→ **BRIEF**
Reproduce all the lines below exactly and omit the images.

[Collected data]
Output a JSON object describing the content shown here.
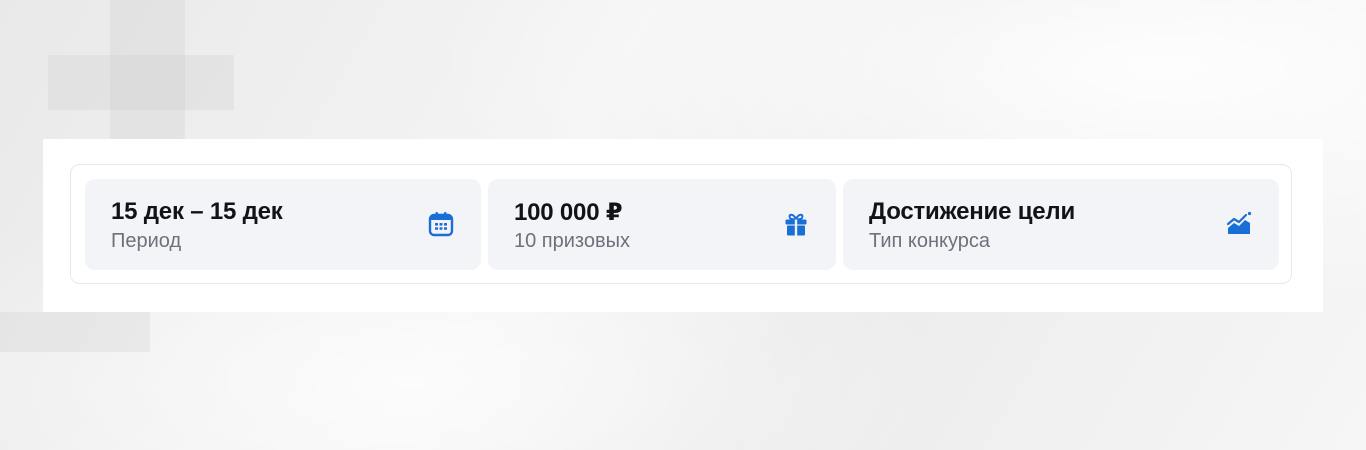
{
  "colors": {
    "accent": "#1a6fd6",
    "card_bg": "#f3f4f7",
    "title": "#111318",
    "subtitle": "#6c717c"
  },
  "stats": [
    {
      "title": "15 дек – 15 дек",
      "subtitle": "Период",
      "icon": "calendar-icon"
    },
    {
      "title": "100 000 ₽",
      "subtitle": "10 призовых",
      "icon": "gift-icon"
    },
    {
      "title": "Достижение цели",
      "subtitle": "Тип конкурса",
      "icon": "chart-growth-icon"
    }
  ]
}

→ **FINAL ANSWER**
Output a JSON object describing the content shown here.
{
  "colors": {
    "accent": "#1a6fd6",
    "card_bg": "#f3f4f7",
    "title": "#111318",
    "subtitle": "#6c717c"
  },
  "stats": [
    {
      "title": "15 дек – 15 дек",
      "subtitle": "Период",
      "icon": "calendar-icon"
    },
    {
      "title": "100 000 ₽",
      "subtitle": "10 призовых",
      "icon": "gift-icon"
    },
    {
      "title": "Достижение цели",
      "subtitle": "Тип конкурса",
      "icon": "chart-growth-icon"
    }
  ]
}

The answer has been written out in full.